• _GOAL OF THE EXERCISE_
Print every line of the listing exactly, please.

Rows from a dataset:
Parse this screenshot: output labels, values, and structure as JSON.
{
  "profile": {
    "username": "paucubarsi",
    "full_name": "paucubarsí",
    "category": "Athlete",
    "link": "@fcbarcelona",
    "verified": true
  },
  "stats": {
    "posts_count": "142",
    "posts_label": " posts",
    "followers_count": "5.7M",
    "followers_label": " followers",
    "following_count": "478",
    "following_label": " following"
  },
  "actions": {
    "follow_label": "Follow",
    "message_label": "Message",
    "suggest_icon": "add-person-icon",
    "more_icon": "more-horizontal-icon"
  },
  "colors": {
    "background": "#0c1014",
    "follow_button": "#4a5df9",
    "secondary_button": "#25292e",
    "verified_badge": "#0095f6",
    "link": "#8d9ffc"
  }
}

• _TASK OUTPUT_
Parse this screenshot: output labels, values, and structure as JSON.
{
  "profile": {
    "username": "paucubarsi",
    "full_name": "paucubarsí",
    "category": "Athlete",
    "link": "@fcbarcelona",
    "verified": true
  },
  "stats": {
    "posts_count": "142",
    "posts_label": " posts",
    "followers_count": "5.7M",
    "followers_label": " followers",
    "following_count": "478",
    "following_label": " following"
  },
  "actions": {
    "follow_label": "Follow",
    "message_label": "Message",
    "suggest_icon": "add-person-icon",
    "more_icon": "more-horizontal-icon"
  },
  "colors": {
    "background": "#0c1014",
    "follow_button": "#4a5df9",
    "secondary_button": "#25292e",
    "verified_badge": "#0095f6",
    "link": "#8d9ffc"
  }
}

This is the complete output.